Exercise instructions:
Copy every line from the data below in which the string "Tutorial" can be found.

□ □ □ □ □

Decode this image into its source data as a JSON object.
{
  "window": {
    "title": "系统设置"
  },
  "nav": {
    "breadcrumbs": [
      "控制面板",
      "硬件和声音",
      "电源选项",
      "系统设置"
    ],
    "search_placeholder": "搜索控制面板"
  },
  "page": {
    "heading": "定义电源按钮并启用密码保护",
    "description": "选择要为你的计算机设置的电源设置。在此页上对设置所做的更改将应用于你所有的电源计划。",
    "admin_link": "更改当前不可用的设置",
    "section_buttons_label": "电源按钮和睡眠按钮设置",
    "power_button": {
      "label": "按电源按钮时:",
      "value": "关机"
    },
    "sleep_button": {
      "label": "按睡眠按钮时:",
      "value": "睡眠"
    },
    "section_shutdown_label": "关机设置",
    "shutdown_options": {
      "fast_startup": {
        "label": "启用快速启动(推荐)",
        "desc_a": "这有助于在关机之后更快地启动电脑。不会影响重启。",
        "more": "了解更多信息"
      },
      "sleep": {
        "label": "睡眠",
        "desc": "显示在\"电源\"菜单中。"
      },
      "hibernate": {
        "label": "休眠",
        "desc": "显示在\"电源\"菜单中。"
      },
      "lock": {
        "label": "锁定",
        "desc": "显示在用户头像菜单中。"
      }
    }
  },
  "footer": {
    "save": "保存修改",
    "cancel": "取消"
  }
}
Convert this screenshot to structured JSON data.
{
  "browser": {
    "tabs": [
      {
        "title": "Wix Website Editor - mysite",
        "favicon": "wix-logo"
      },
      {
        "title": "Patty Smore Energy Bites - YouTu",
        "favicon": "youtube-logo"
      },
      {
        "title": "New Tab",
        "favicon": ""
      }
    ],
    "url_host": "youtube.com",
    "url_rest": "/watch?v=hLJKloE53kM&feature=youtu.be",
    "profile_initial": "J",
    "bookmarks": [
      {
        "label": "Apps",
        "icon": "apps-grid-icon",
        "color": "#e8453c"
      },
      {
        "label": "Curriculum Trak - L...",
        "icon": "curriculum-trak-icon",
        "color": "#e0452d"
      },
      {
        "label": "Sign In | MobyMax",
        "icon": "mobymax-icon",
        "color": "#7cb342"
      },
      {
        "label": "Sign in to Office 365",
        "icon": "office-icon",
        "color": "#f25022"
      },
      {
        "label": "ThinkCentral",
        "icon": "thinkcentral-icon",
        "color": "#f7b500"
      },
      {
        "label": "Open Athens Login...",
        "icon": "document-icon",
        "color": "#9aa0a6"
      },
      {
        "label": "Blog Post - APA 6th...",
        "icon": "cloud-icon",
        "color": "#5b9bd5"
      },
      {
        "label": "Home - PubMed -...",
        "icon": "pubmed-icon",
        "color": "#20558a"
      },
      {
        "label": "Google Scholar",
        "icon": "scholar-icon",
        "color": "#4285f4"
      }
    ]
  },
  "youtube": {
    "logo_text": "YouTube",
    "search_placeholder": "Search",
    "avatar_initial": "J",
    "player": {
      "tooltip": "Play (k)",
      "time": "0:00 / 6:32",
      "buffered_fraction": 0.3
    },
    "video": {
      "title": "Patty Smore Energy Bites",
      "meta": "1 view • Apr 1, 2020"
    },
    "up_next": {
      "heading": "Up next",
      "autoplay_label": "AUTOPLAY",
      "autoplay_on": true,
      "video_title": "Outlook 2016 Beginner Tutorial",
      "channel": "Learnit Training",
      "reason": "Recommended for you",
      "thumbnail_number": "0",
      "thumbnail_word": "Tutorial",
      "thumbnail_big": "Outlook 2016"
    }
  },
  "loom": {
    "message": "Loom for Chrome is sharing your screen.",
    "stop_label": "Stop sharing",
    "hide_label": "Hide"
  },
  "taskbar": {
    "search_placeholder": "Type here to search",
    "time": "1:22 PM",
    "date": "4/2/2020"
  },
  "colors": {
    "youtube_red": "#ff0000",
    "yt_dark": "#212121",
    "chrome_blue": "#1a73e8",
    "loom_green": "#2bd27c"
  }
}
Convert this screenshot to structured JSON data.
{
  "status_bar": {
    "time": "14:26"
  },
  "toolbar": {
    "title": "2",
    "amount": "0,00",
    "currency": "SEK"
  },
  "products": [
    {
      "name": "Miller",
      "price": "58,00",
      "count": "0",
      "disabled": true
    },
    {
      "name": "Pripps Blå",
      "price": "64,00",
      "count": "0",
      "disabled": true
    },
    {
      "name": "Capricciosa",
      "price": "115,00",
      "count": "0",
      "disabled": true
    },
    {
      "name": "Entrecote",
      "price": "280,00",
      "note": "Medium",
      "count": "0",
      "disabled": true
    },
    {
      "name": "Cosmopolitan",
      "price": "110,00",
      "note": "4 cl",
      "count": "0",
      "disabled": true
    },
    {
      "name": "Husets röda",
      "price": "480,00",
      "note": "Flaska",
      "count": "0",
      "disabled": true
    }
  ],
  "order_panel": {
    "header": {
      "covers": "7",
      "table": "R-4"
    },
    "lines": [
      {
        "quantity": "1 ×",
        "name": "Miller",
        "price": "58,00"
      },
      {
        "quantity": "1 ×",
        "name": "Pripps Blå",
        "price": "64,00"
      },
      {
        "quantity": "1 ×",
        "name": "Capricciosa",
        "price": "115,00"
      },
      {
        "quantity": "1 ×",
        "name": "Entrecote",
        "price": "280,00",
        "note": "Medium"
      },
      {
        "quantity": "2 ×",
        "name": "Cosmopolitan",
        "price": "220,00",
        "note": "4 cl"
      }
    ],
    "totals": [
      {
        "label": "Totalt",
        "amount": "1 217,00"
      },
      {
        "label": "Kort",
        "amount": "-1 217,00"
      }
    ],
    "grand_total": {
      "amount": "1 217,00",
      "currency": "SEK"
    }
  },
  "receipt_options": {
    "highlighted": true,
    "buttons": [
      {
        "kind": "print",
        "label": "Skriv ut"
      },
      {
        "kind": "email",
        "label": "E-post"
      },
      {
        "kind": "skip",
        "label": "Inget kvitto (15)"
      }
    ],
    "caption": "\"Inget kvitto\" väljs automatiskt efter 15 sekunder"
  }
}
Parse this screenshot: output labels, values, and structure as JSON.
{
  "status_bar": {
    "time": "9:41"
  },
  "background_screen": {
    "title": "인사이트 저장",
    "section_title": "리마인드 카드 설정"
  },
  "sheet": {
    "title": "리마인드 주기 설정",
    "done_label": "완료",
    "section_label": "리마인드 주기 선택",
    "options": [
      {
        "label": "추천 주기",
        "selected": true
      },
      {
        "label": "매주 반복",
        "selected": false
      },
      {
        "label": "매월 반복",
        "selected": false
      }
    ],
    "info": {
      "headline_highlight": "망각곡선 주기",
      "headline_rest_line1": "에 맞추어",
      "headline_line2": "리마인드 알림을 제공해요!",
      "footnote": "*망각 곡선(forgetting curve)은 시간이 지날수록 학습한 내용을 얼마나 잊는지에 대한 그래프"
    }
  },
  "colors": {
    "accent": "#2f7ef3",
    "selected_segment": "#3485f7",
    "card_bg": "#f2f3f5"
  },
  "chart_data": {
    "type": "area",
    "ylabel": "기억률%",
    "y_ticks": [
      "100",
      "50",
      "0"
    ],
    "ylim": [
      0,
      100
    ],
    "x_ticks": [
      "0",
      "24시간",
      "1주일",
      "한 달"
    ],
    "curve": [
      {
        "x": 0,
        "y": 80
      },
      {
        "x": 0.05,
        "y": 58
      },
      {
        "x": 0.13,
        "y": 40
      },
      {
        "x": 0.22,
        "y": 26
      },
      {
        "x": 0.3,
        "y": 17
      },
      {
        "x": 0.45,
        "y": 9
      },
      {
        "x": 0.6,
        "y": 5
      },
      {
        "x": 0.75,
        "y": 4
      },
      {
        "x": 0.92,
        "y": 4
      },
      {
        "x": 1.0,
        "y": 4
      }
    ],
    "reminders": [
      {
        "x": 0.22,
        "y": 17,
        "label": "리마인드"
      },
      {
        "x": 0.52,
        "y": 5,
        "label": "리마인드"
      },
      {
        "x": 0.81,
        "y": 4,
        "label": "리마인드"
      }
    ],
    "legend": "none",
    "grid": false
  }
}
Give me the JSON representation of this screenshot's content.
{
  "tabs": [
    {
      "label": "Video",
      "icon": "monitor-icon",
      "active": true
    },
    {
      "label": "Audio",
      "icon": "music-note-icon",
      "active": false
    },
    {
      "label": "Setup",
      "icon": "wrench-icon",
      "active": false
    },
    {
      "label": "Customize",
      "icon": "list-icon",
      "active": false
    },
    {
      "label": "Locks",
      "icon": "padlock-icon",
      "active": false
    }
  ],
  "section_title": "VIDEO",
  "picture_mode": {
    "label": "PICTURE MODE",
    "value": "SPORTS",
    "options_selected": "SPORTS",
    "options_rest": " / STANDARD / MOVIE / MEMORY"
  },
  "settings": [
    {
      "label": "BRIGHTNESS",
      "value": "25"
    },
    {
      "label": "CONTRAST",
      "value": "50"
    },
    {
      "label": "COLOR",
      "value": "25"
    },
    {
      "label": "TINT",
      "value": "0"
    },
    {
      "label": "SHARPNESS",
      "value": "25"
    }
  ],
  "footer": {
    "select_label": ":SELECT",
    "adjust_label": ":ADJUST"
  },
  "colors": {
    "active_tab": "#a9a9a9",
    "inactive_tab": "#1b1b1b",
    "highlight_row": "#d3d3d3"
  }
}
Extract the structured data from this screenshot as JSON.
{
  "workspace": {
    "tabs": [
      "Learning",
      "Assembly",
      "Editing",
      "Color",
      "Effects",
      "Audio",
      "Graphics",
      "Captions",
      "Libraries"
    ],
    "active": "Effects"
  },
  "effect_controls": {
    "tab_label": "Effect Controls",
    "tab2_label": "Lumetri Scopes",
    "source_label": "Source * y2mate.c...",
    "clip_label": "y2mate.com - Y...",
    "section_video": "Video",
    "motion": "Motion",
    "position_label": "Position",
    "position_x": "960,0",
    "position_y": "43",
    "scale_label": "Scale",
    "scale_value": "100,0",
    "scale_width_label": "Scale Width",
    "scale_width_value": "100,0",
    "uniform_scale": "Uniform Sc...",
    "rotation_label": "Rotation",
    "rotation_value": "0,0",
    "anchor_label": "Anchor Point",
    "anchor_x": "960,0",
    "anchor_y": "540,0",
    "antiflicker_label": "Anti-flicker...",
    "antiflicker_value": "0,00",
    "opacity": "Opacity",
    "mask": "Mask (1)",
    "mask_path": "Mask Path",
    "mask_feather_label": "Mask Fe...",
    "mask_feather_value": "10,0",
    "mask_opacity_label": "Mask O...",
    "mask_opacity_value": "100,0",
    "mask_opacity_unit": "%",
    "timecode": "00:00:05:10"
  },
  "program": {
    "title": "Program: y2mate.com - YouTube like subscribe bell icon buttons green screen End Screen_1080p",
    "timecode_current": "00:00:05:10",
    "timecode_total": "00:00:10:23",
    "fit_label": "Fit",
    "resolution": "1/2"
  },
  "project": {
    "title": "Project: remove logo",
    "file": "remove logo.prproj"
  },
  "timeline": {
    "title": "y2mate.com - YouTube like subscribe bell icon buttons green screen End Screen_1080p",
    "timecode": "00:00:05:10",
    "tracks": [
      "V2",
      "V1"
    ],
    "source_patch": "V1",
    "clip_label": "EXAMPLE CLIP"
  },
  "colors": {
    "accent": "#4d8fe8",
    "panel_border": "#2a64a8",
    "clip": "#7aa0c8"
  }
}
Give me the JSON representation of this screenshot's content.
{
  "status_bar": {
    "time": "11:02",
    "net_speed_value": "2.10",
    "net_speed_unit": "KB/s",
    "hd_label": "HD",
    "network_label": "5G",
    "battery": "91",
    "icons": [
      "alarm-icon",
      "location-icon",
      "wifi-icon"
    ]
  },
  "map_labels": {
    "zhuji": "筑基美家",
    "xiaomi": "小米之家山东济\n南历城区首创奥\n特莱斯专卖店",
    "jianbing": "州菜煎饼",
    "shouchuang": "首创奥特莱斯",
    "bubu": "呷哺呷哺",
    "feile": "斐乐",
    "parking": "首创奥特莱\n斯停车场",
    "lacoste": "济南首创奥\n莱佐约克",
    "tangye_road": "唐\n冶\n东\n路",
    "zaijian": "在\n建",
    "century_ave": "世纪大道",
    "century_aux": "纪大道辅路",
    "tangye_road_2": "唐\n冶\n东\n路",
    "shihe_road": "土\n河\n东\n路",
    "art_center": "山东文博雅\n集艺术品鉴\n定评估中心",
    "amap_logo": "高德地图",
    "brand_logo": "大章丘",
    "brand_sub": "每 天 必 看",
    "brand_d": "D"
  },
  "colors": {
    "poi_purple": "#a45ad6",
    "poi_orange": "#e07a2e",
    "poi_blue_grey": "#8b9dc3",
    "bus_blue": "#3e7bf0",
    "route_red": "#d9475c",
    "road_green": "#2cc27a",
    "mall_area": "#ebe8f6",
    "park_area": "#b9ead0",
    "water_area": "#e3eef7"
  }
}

□ □ □ □ □

Task output:
      "video_title": "Outlook 2016 Beginner Tutorial",
      "thumbnail_word": "Tutorial",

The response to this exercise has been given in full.